◆ What to work on ◆
Output every line exactly as written. Leave out pictures.

[Figure record extracts]
########################################

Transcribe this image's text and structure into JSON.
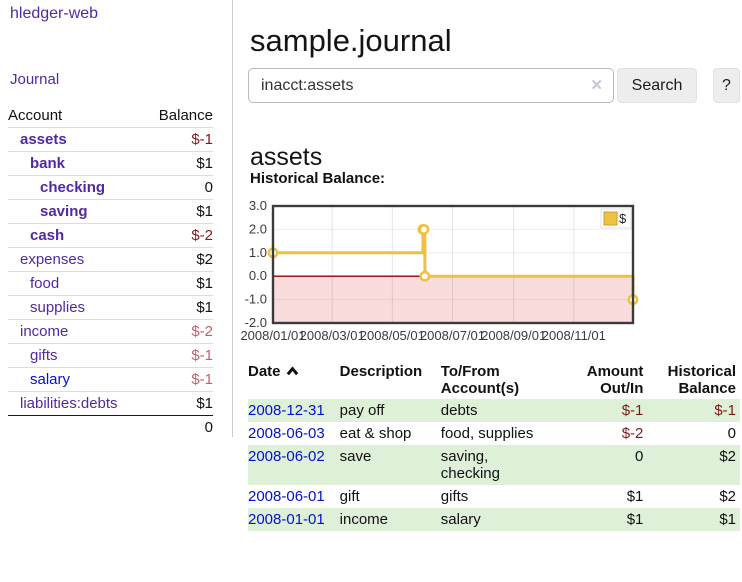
{
  "sidebar": {
    "brand": "hledger-web",
    "nav": {
      "journal": "Journal"
    },
    "table": {
      "headers": {
        "account": "Account",
        "balance": "Balance"
      },
      "accounts": [
        {
          "name": "assets",
          "balance": "$-1"
        },
        {
          "name": "bank",
          "balance": "$1"
        },
        {
          "name": "checking",
          "balance": "0"
        },
        {
          "name": "saving",
          "balance": "$1"
        },
        {
          "name": "cash",
          "balance": "$-2"
        },
        {
          "name": "expenses",
          "balance": "$2"
        },
        {
          "name": "food",
          "balance": "$1"
        },
        {
          "name": "supplies",
          "balance": "$1"
        },
        {
          "name": "income",
          "balance": "$-2"
        },
        {
          "name": "gifts",
          "balance": "$-1"
        },
        {
          "name": "salary",
          "balance": "$-1"
        },
        {
          "name": "liabilities:debts",
          "balance": "$1"
        }
      ],
      "total": "0"
    }
  },
  "header": {
    "title": "sample.journal"
  },
  "search": {
    "query": "inacct:assets",
    "clear_icon": "✕",
    "button": "Search",
    "help": "?"
  },
  "register": {
    "heading": "assets",
    "chart_label": "Historical Balance:",
    "table": {
      "headers": {
        "date": "Date",
        "description": "Description",
        "accounts_line1": "To/From",
        "accounts_line2": "Account(s)",
        "amount_line1": "Amount",
        "amount_line2": "Out/In",
        "balance_line1": "Historical",
        "balance_line2": "Balance"
      },
      "rows": [
        {
          "date": "2008-12-31",
          "description": "pay off",
          "accounts": "debts",
          "amount": "$-1",
          "balance": "$-1"
        },
        {
          "date": "2008-06-03",
          "description": "eat & shop",
          "accounts": "food, supplies",
          "amount": "$-2",
          "balance": "0"
        },
        {
          "date": "2008-06-02",
          "description": "save",
          "accounts": "saving, checking",
          "amount": "0",
          "balance": "$2"
        },
        {
          "date": "2008-06-01",
          "description": "gift",
          "accounts": "gifts",
          "amount": "$1",
          "balance": "$2"
        },
        {
          "date": "2008-01-01",
          "description": "income",
          "accounts": "salary",
          "amount": "$1",
          "balance": "$1"
        }
      ]
    }
  },
  "chart_data": {
    "type": "line",
    "step": true,
    "title": "Historical Balance:",
    "series": [
      {
        "name": "$",
        "color": "#edc240",
        "points": [
          [
            "2008-01-01",
            1
          ],
          [
            "2008-06-01",
            2
          ],
          [
            "2008-06-02",
            2
          ],
          [
            "2008-06-03",
            0
          ],
          [
            "2008-12-31",
            -1
          ]
        ]
      }
    ],
    "xlim": [
      "2008-01-01",
      "2008-12-31"
    ],
    "ylim": [
      -2,
      3
    ],
    "x_ticks": [
      "2008/01/01",
      "2008/03/01",
      "2008/05/01",
      "2008/07/01",
      "2008/09/01",
      "2008/11/01"
    ],
    "y_ticks": [
      3.0,
      2.0,
      1.0,
      0.0,
      -1.0,
      -2.0
    ],
    "grid": true,
    "legend_position": "top-right",
    "negative_region_color": "#fadcdc",
    "zero_line_color": "#9c0000"
  }
}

########################################

◆ Solution to the exercise ◆
Transcribe this image's text and structure into JSON.
{
  "sidebar": {
    "brand": "hledger-web",
    "nav": {
      "journal": "Journal"
    },
    "table": {
      "headers": {
        "account": "Account",
        "balance": "Balance"
      },
      "accounts": [
        {
          "name": "assets",
          "balance": "$-1"
        },
        {
          "name": "bank",
          "balance": "$1"
        },
        {
          "name": "checking",
          "balance": "0"
        },
        {
          "name": "saving",
          "balance": "$1"
        },
        {
          "name": "cash",
          "balance": "$-2"
        },
        {
          "name": "expenses",
          "balance": "$2"
        },
        {
          "name": "food",
          "balance": "$1"
        },
        {
          "name": "supplies",
          "balance": "$1"
        },
        {
          "name": "income",
          "balance": "$-2"
        },
        {
          "name": "gifts",
          "balance": "$-1"
        },
        {
          "name": "salary",
          "balance": "$-1"
        },
        {
          "name": "liabilities:debts",
          "balance": "$1"
        }
      ],
      "total": "0"
    }
  },
  "header": {
    "title": "sample.journal"
  },
  "search": {
    "query": "inacct:assets",
    "clear_icon": "✕",
    "button": "Search",
    "help": "?"
  },
  "register": {
    "heading": "assets",
    "chart_label": "Historical Balance:",
    "table": {
      "headers": {
        "date": "Date",
        "description": "Description",
        "accounts_line1": "To/From",
        "accounts_line2": "Account(s)",
        "amount_line1": "Amount",
        "amount_line2": "Out/In",
        "balance_line1": "Historical",
        "balance_line2": "Balance"
      },
      "rows": [
        {
          "date": "2008-12-31",
          "description": "pay off",
          "accounts": "debts",
          "amount": "$-1",
          "balance": "$-1"
        },
        {
          "date": "2008-06-03",
          "description": "eat & shop",
          "accounts": "food, supplies",
          "amount": "$-2",
          "balance": "0"
        },
        {
          "date": "2008-06-02",
          "description": "save",
          "accounts": "saving, checking",
          "amount": "0",
          "balance": "$2"
        },
        {
          "date": "2008-06-01",
          "description": "gift",
          "accounts": "gifts",
          "amount": "$1",
          "balance": "$2"
        },
        {
          "date": "2008-01-01",
          "description": "income",
          "accounts": "salary",
          "amount": "$1",
          "balance": "$1"
        }
      ]
    }
  },
  "chart_data": {
    "type": "line",
    "step": true,
    "title": "Historical Balance:",
    "series": [
      {
        "name": "$",
        "color": "#edc240",
        "points": [
          [
            "2008-01-01",
            1
          ],
          [
            "2008-06-01",
            2
          ],
          [
            "2008-06-02",
            2
          ],
          [
            "2008-06-03",
            0
          ],
          [
            "2008-12-31",
            -1
          ]
        ]
      }
    ],
    "xlim": [
      "2008-01-01",
      "2008-12-31"
    ],
    "ylim": [
      -2,
      3
    ],
    "x_ticks": [
      "2008/01/01",
      "2008/03/01",
      "2008/05/01",
      "2008/07/01",
      "2008/09/01",
      "2008/11/01"
    ],
    "y_ticks": [
      3.0,
      2.0,
      1.0,
      0.0,
      -1.0,
      -2.0
    ],
    "grid": true,
    "legend_position": "top-right",
    "negative_region_color": "#fadcdc",
    "zero_line_color": "#9c0000"
  }
}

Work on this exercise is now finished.